-- Begin Exercise materials --
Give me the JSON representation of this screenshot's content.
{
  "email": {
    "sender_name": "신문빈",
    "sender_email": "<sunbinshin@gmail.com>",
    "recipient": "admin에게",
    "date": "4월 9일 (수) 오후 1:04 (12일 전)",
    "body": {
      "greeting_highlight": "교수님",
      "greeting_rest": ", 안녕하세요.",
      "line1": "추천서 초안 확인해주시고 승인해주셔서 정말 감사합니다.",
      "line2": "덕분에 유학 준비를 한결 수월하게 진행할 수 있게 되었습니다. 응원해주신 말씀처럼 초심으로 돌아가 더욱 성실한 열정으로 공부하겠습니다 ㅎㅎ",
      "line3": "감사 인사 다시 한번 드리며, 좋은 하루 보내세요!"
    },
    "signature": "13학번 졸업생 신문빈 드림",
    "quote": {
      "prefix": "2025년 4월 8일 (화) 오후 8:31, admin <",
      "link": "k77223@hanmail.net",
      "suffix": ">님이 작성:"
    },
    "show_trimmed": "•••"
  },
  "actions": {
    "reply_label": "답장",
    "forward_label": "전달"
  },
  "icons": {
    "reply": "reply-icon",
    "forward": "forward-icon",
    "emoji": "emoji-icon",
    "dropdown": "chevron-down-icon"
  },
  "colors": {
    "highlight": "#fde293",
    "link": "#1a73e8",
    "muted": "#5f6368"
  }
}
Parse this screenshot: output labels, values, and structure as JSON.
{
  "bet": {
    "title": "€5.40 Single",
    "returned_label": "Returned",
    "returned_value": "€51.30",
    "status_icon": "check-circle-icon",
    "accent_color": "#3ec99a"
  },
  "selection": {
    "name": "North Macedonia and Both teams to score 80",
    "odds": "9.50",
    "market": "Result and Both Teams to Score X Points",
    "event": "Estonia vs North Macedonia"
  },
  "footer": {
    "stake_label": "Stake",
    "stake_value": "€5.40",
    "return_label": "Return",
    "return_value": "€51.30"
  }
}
-- End Exercise materials --
To be done:
Copy all of the data. Keep every word exactly as it is.

Finished task:
Give me the JSON representation of this screenshot's content.
{
  "email": {
    "sender_name": "신문빈",
    "sender_email": "<sunbinshin@gmail.com>",
    "recipient": "admin에게",
    "date": "4월 9일 (수) 오후 1:04 (12일 전)",
    "body": {
      "greeting_highlight": "교수님",
      "greeting_rest": ", 안녕하세요.",
      "line1": "추천서 초안 확인해주시고 승인해주셔서 정말 감사합니다.",
      "line2": "덕분에 유학 준비를 한결 수월하게 진행할 수 있게 되었습니다. 응원해주신 말씀처럼 초심으로 돌아가 더욱 성실한 열정으로 공부하겠습니다 ㅎㅎ",
      "line3": "감사 인사 다시 한번 드리며, 좋은 하루 보내세요!"
    },
    "signature": "13학번 졸업생 신문빈 드림",
    "quote": {
      "prefix": "2025년 4월 8일 (화) 오후 8:31, admin <",
      "link": "k77223@hanmail.net",
      "suffix": ">님이 작성:"
    },
    "show_trimmed": "•••"
  },
  "actions": {
    "reply_label": "답장",
    "forward_label": "전달"
  },
  "icons": {
    "reply": "reply-icon",
    "forward": "forward-icon",
    "emoji": "emoji-icon",
    "dropdown": "chevron-down-icon"
  },
  "colors": {
    "highlight": "#fde293",
    "link": "#1a73e8",
    "muted": "#5f6368"
  }
}
Parse this screenshot: output labels, values, and structure as JSON.
{
  "bet": {
    "title": "€5.40 Single",
    "returned_label": "Returned",
    "returned_value": "€51.30",
    "status_icon": "check-circle-icon",
    "accent_color": "#3ec99a"
  },
  "selection": {
    "name": "North Macedonia and Both teams to score 80",
    "odds": "9.50",
    "market": "Result and Both Teams to Score X Points",
    "event": "Estonia vs North Macedonia"
  },
  "footer": {
    "stake_label": "Stake",
    "stake_value": "€5.40",
    "return_label": "Return",
    "return_value": "€51.30"
  }
}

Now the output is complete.